▶ _WORK REQUIRED_: Set all the material down again unchanged, without the pictures.

(Source records)
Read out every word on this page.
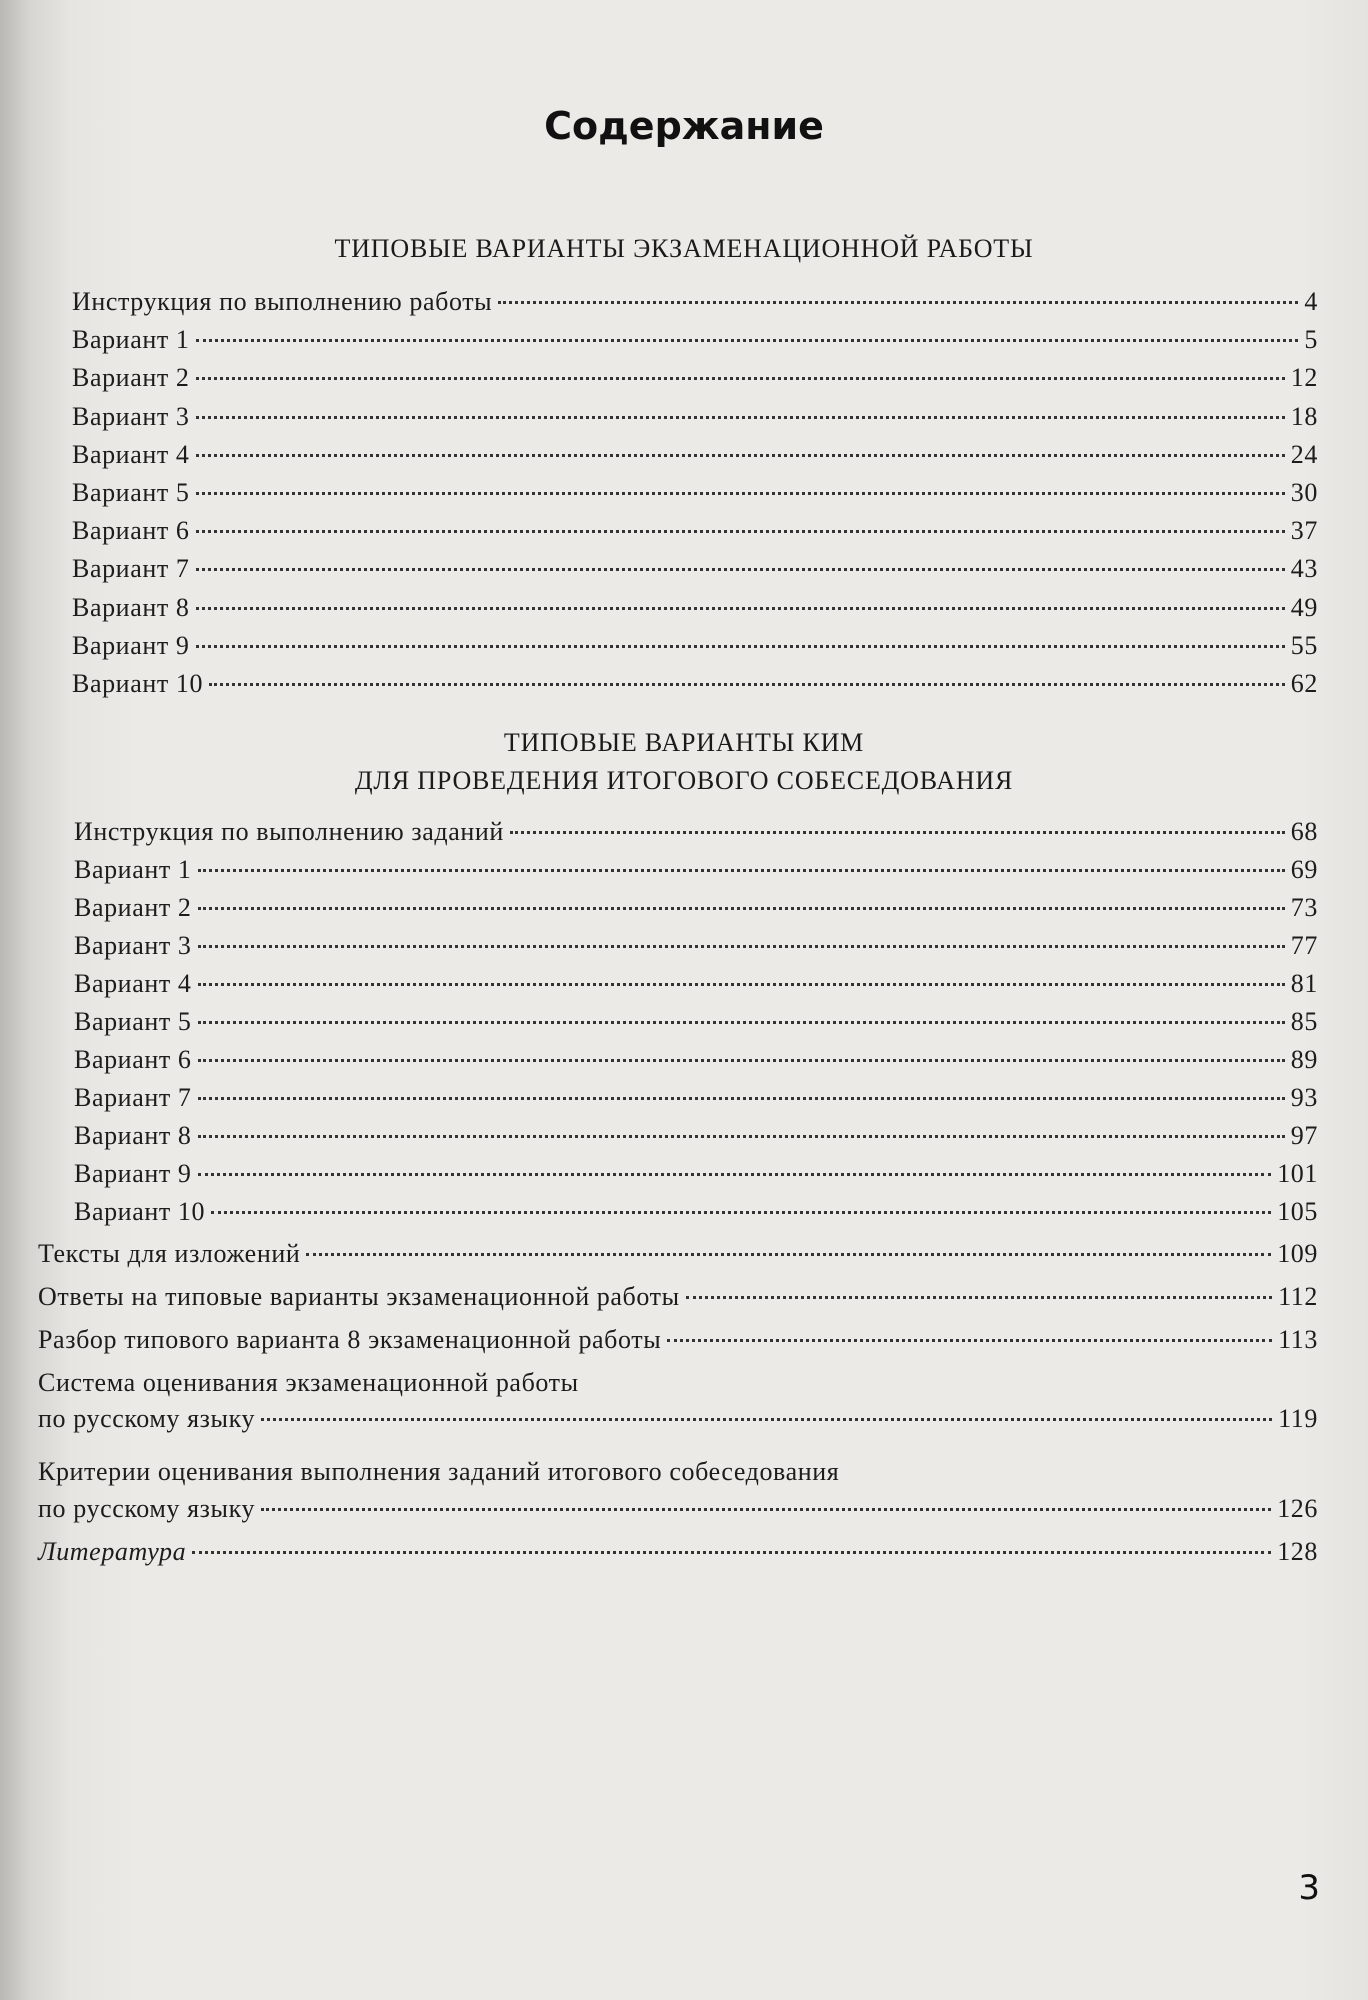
Содержание
ТИПОВЫЕ ВАРИАНТЫ ЭКЗАМЕНАЦИОННОЙ РАБОТЫ
Инструкция по выполнению работы	4
Вариант 1	5
Вариант 2	12
Вариант 3	18
Вариант 4	24
Вариант 5	30
Вариант 6	37
Вариант 7	43
Вариант 8	49
Вариант 9	55
Вариант 10	62
ТИПОВЫЕ ВАРИАНТЫ КИМ
ДЛЯ ПРОВЕДЕНИЯ ИТОГОВОГО СОБЕСЕДОВАНИЯ
Инструкция по выполнению заданий	68
Вариант 1	69
Вариант 2	73
Вариант 3	77
Вариант 4	81
Вариант 5	85
Вариант 6	89
Вариант 7	93
Вариант 8	97
Вариант 9	101
Вариант 10	105
Тексты для изложений	109
Ответы на типовые варианты экзаменационной работы	112
Разбор типового варианта 8 экзаменационной работы	113
Система оценивания экзаменационной работы
по русскому языку	119
Критерии оценивания выполнения заданий итогового собеседования
по русскому языку	126
Литература	128
3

▶ _TASK ANSWER_:
Read out every word on this page.
Содержание
ТИПОВЫЕ ВАРИАНТЫ ЭКЗАМЕНАЦИОННОЙ РАБОТЫ
Инструкция по выполнению работы	4
Вариант 1	5
Вариант 2	12
Вариант 3	18
Вариант 4	24
Вариант 5	30
Вариант 6	37
Вариант 7	43
Вариант 8	49
Вариант 9	55
Вариант 10	62
ТИПОВЫЕ ВАРИАНТЫ КИМ
ДЛЯ ПРОВЕДЕНИЯ ИТОГОВОГО СОБЕСЕДОВАНИЯ
Инструкция по выполнению заданий	68
Вариант 1	69
Вариант 2	73
Вариант 3	77
Вариант 4	81
Вариант 5	85
Вариант 6	89
Вариант 7	93
Вариант 8	97
Вариант 9	101
Вариант 10	105
Тексты для изложений	109
Ответы на типовые варианты экзаменационной работы	112
Разбор типового варианта 8 экзаменационной работы	113
Система оценивания экзаменационной работы
по русскому языку	119
Критерии оценивания выполнения заданий итогового собеседования
по русскому языку	126
Литература	128
3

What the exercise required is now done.